## YOUR OBJECTIVE
Please return each of the entries below exactly as they appear.

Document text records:
*** Block opens ***
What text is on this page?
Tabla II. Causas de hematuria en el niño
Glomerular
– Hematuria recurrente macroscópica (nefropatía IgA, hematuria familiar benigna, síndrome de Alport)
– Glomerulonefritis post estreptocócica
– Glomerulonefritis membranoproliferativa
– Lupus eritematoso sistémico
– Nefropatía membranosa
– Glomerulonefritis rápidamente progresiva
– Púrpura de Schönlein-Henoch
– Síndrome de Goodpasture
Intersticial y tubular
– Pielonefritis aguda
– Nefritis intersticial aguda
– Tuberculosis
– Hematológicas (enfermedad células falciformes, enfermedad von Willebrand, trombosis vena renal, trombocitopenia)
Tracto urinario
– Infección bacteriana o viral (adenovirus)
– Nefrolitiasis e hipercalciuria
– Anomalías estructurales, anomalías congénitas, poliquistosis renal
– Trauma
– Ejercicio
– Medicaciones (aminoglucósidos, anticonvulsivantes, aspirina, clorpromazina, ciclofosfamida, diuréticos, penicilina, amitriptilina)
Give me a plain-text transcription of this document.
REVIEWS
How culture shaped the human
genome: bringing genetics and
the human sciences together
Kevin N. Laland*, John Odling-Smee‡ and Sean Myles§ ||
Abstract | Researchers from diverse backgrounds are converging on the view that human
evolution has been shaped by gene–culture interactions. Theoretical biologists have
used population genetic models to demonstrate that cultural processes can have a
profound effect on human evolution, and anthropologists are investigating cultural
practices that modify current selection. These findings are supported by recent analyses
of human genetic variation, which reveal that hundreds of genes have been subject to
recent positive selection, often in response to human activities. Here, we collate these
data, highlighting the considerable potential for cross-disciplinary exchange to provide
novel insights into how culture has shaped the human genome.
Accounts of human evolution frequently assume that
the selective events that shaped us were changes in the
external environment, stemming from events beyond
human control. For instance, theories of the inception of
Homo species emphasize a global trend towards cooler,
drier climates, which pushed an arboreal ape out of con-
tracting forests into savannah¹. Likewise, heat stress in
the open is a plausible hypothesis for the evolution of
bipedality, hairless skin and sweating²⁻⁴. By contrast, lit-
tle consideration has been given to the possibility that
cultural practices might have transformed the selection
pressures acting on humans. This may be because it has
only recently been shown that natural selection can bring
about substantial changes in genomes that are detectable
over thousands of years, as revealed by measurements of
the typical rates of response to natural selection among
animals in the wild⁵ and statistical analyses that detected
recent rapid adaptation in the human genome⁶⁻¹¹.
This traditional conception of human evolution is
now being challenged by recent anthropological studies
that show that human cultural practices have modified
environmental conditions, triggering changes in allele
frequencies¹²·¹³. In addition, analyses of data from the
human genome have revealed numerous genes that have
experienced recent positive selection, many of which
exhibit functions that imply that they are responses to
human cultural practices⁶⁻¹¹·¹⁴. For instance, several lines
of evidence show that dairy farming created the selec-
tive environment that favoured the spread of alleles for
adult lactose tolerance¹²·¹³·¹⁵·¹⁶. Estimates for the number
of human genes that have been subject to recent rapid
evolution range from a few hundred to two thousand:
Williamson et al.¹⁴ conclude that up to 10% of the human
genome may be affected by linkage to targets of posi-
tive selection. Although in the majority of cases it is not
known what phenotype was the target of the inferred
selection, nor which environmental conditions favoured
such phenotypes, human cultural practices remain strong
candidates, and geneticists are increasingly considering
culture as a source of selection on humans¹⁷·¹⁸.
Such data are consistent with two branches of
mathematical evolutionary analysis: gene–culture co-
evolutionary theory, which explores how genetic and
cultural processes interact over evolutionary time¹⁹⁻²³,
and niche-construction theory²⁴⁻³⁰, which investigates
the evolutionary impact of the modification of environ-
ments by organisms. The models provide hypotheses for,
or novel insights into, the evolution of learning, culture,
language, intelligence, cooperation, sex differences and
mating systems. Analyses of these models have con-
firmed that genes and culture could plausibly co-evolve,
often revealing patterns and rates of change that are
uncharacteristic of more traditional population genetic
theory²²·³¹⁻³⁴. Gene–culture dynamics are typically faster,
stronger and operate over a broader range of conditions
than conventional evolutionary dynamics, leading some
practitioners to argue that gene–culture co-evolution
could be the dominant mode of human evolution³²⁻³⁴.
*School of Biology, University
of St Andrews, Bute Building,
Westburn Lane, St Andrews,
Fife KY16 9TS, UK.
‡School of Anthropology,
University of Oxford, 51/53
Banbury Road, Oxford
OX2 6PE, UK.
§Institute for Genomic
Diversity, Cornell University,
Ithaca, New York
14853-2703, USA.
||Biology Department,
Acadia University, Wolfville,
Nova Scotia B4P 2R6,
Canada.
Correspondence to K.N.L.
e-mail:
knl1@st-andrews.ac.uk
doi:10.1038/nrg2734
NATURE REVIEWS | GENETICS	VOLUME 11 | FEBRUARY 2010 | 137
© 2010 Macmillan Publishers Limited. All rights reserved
*** Block closes ***
## WRITTEN RESPONSE
What text is on this page?
Tabla II. Causas de hematuria en el niño
Glomerular
– Hematuria recurrente macroscópica (nefropatía IgA, hematuria familiar benigna, síndrome de Alport)
– Glomerulonefritis post estreptocócica
– Glomerulonefritis membranoproliferativa
– Lupus eritematoso sistémico
– Nefropatía membranosa
– Glomerulonefritis rápidamente progresiva
– Púrpura de Schönlein-Henoch
– Síndrome de Goodpasture
Intersticial y tubular
– Pielonefritis aguda
– Nefritis intersticial aguda
– Tuberculosis
– Hematológicas (enfermedad células falciformes, enfermedad von Willebrand, trombosis vena renal, trombocitopenia)
Tracto urinario
– Infección bacteriana o viral (adenovirus)
– Nefrolitiasis e hipercalciuria
– Anomalías estructurales, anomalías congénitas, poliquistosis renal
– Trauma
– Ejercicio
– Medicaciones (aminoglucósidos, anticonvulsivantes, aspirina, clorpromazina, ciclofosfamida, diuréticos, penicilina, amitriptilina)
Give me a plain-text transcription of this document.
REVIEWS
How culture shaped the human
genome: bringing genetics and
the human sciences together
Kevin N. Laland*, John Odling-Smee‡ and Sean Myles§ ||
Abstract | Researchers from diverse backgrounds are converging on the view that human
evolution has been shaped by gene–culture interactions. Theoretical biologists have
used population genetic models to demonstrate that cultural processes can have a
profound effect on human evolution, and anthropologists are investigating cultural
practices that modify current selection. These findings are supported by recent analyses
of human genetic variation, which reveal that hundreds of genes have been subject to
recent positive selection, often in response to human activities. Here, we collate these
data, highlighting the considerable potential for cross-disciplinary exchange to provide
novel insights into how culture has shaped the human genome.
Accounts of human evolution frequently assume that
the selective events that shaped us were changes in the
external environment, stemming from events beyond
human control. For instance, theories of the inception of
Homo species emphasize a global trend towards cooler,
drier climates, which pushed an arboreal ape out of con-
tracting forests into savannah¹. Likewise, heat stress in
the open is a plausible hypothesis for the evolution of
bipedality, hairless skin and sweating²⁻⁴. By contrast, lit-
tle consideration has been given to the possibility that
cultural practices might have transformed the selection
pressures acting on humans. This may be because it has
only recently been shown that natural selection can bring
about substantial changes in genomes that are detectable
over thousands of years, as revealed by measurements of
the typical rates of response to natural selection among
animals in the wild⁵ and statistical analyses that detected
recent rapid adaptation in the human genome⁶⁻¹¹.
This traditional conception of human evolution is
now being challenged by recent anthropological studies
that show that human cultural practices have modified
environmental conditions, triggering changes in allele
frequencies¹²·¹³. In addition, analyses of data from the
human genome have revealed numerous genes that have
experienced recent positive selection, many of which
exhibit functions that imply that they are responses to
human cultural practices⁶⁻¹¹·¹⁴. For instance, several lines
of evidence show that dairy farming created the selec-
tive environment that favoured the spread of alleles for
adult lactose tolerance¹²·¹³·¹⁵·¹⁶. Estimates for the number
of human genes that have been subject to recent rapid
evolution range from a few hundred to two thousand:
Williamson et al.¹⁴ conclude that up to 10% of the human
genome may be affected by linkage to targets of posi-
tive selection. Although in the majority of cases it is not
known what phenotype was the target of the inferred
selection, nor which environmental conditions favoured
such phenotypes, human cultural practices remain strong
candidates, and geneticists are increasingly considering
culture as a source of selection on humans¹⁷·¹⁸.
Such data are consistent with two branches of
mathematical evolutionary analysis: gene–culture co-
evolutionary theory, which explores how genetic and
cultural processes interact over evolutionary time¹⁹⁻²³,
and niche-construction theory²⁴⁻³⁰, which investigates
the evolutionary impact of the modification of environ-
ments by organisms. The models provide hypotheses for,
or novel insights into, the evolution of learning, culture,
language, intelligence, cooperation, sex differences and
mating systems. Analyses of these models have con-
firmed that genes and culture could plausibly co-evolve,
often revealing patterns and rates of change that are
uncharacteristic of more traditional population genetic
theory²²·³¹⁻³⁴. Gene–culture dynamics are typically faster,
stronger and operate over a broader range of conditions
than conventional evolutionary dynamics, leading some
practitioners to argue that gene–culture co-evolution
could be the dominant mode of human evolution³²⁻³⁴.
*School of Biology, University
of St Andrews, Bute Building,
Westburn Lane, St Andrews,
Fife KY16 9TS, UK.
‡School of Anthropology,
University of Oxford, 51/53
Banbury Road, Oxford
OX2 6PE, UK.
§Institute for Genomic
Diversity, Cornell University,
Ithaca, New York
14853-2703, USA.
||Biology Department,
Acadia University, Wolfville,
Nova Scotia B4P 2R6,
Canada.
Correspondence to K.N.L.
e-mail:
knl1@st-andrews.ac.uk
doi:10.1038/nrg2734
NATURE REVIEWS | GENETICS	VOLUME 11 | FEBRUARY 2010 | 137
© 2010 Macmillan Publishers Limited. All rights reserved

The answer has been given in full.